Dataset excerpts
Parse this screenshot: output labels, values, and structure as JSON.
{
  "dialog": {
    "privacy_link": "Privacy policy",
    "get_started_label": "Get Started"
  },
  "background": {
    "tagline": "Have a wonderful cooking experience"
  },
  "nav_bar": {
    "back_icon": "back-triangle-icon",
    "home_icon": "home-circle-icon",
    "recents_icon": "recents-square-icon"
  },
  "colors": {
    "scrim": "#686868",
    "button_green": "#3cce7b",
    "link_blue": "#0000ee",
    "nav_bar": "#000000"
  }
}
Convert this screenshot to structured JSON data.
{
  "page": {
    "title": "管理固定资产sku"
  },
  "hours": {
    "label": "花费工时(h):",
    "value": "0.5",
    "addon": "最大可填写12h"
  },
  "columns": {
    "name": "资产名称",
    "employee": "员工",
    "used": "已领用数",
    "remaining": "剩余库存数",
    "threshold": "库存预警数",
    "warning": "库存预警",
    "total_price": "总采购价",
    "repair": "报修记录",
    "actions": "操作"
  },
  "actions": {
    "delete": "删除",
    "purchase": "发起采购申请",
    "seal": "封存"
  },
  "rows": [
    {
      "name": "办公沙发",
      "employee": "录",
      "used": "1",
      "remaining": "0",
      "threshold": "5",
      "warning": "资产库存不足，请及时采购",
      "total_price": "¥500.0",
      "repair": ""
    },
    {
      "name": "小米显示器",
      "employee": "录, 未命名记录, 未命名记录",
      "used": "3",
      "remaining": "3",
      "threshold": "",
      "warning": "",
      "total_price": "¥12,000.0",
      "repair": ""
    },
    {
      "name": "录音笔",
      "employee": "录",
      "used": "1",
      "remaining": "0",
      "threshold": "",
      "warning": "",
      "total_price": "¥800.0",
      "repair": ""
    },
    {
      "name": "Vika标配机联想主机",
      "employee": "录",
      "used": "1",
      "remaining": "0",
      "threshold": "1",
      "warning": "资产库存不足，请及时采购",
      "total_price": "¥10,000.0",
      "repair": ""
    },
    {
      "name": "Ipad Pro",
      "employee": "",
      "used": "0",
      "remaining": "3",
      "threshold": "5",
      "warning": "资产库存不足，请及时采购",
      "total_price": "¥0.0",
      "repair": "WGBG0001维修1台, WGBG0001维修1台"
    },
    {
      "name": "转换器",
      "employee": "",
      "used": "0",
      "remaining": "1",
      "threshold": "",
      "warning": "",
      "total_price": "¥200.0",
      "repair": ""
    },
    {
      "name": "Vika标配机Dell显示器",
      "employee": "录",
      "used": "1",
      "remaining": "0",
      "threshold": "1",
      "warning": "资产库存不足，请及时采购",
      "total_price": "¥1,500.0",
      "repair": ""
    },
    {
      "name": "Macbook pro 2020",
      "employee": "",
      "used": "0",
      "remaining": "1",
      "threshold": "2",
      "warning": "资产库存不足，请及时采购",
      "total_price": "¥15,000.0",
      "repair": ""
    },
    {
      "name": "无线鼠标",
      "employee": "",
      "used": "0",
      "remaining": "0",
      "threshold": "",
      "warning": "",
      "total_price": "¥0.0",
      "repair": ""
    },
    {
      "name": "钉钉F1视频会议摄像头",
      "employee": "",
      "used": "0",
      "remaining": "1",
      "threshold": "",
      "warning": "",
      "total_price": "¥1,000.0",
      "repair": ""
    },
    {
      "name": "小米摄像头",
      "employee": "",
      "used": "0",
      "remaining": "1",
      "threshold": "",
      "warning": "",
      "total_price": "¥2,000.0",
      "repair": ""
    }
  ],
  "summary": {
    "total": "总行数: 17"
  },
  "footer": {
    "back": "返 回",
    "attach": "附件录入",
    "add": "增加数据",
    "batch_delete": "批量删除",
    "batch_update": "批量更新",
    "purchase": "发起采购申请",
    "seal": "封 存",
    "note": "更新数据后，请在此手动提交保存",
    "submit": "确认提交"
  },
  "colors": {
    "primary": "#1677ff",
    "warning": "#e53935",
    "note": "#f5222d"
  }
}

- GOAL OF THE EXERCISE
Copy each record from above without leaving any out.

- EXPECTED ANSWER
Parse this screenshot: output labels, values, and structure as JSON.
{
  "dialog": {
    "privacy_link": "Privacy policy",
    "get_started_label": "Get Started"
  },
  "background": {
    "tagline": "Have a wonderful cooking experience"
  },
  "nav_bar": {
    "back_icon": "back-triangle-icon",
    "home_icon": "home-circle-icon",
    "recents_icon": "recents-square-icon"
  },
  "colors": {
    "scrim": "#686868",
    "button_green": "#3cce7b",
    "link_blue": "#0000ee",
    "nav_bar": "#000000"
  }
}
Convert this screenshot to structured JSON data.
{
  "page": {
    "title": "管理固定资产sku"
  },
  "hours": {
    "label": "花费工时(h):",
    "value": "0.5",
    "addon": "最大可填写12h"
  },
  "columns": {
    "name": "资产名称",
    "employee": "员工",
    "used": "已领用数",
    "remaining": "剩余库存数",
    "threshold": "库存预警数",
    "warning": "库存预警",
    "total_price": "总采购价",
    "repair": "报修记录",
    "actions": "操作"
  },
  "actions": {
    "delete": "删除",
    "purchase": "发起采购申请",
    "seal": "封存"
  },
  "rows": [
    {
      "name": "办公沙发",
      "employee": "录",
      "used": "1",
      "remaining": "0",
      "threshold": "5",
      "warning": "资产库存不足，请及时采购",
      "total_price": "¥500.0",
      "repair": ""
    },
    {
      "name": "小米显示器",
      "employee": "录, 未命名记录, 未命名记录",
      "used": "3",
      "remaining": "3",
      "threshold": "",
      "warning": "",
      "total_price": "¥12,000.0",
      "repair": ""
    },
    {
      "name": "录音笔",
      "employee": "录",
      "used": "1",
      "remaining": "0",
      "threshold": "",
      "warning": "",
      "total_price": "¥800.0",
      "repair": ""
    },
    {
      "name": "Vika标配机联想主机",
      "employee": "录",
      "used": "1",
      "remaining": "0",
      "threshold": "1",
      "warning": "资产库存不足，请及时采购",
      "total_price": "¥10,000.0",
      "repair": ""
    },
    {
      "name": "Ipad Pro",
      "employee": "",
      "used": "0",
      "remaining": "3",
      "threshold": "5",
      "warning": "资产库存不足，请及时采购",
      "total_price": "¥0.0",
      "repair": "WGBG0001维修1台, WGBG0001维修1台"
    },
    {
      "name": "转换器",
      "employee": "",
      "used": "0",
      "remaining": "1",
      "threshold": "",
      "warning": "",
      "total_price": "¥200.0",
      "repair": ""
    },
    {
      "name": "Vika标配机Dell显示器",
      "employee": "录",
      "used": "1",
      "remaining": "0",
      "threshold": "1",
      "warning": "资产库存不足，请及时采购",
      "total_price": "¥1,500.0",
      "repair": ""
    },
    {
      "name": "Macbook pro 2020",
      "employee": "",
      "used": "0",
      "remaining": "1",
      "threshold": "2",
      "warning": "资产库存不足，请及时采购",
      "total_price": "¥15,000.0",
      "repair": ""
    },
    {
      "name": "无线鼠标",
      "employee": "",
      "used": "0",
      "remaining": "0",
      "threshold": "",
      "warning": "",
      "total_price": "¥0.0",
      "repair": ""
    },
    {
      "name": "钉钉F1视频会议摄像头",
      "employee": "",
      "used": "0",
      "remaining": "1",
      "threshold": "",
      "warning": "",
      "total_price": "¥1,000.0",
      "repair": ""
    },
    {
      "name": "小米摄像头",
      "employee": "",
      "used": "0",
      "remaining": "1",
      "threshold": "",
      "warning": "",
      "total_price": "¥2,000.0",
      "repair": ""
    }
  ],
  "summary": {
    "total": "总行数: 17"
  },
  "footer": {
    "back": "返 回",
    "attach": "附件录入",
    "add": "增加数据",
    "batch_delete": "批量删除",
    "batch_update": "批量更新",
    "purchase": "发起采购申请",
    "seal": "封 存",
    "note": "更新数据后，请在此手动提交保存",
    "submit": "确认提交"
  },
  "colors": {
    "primary": "#1677ff",
    "warning": "#e53935",
    "note": "#f5222d"
  }
}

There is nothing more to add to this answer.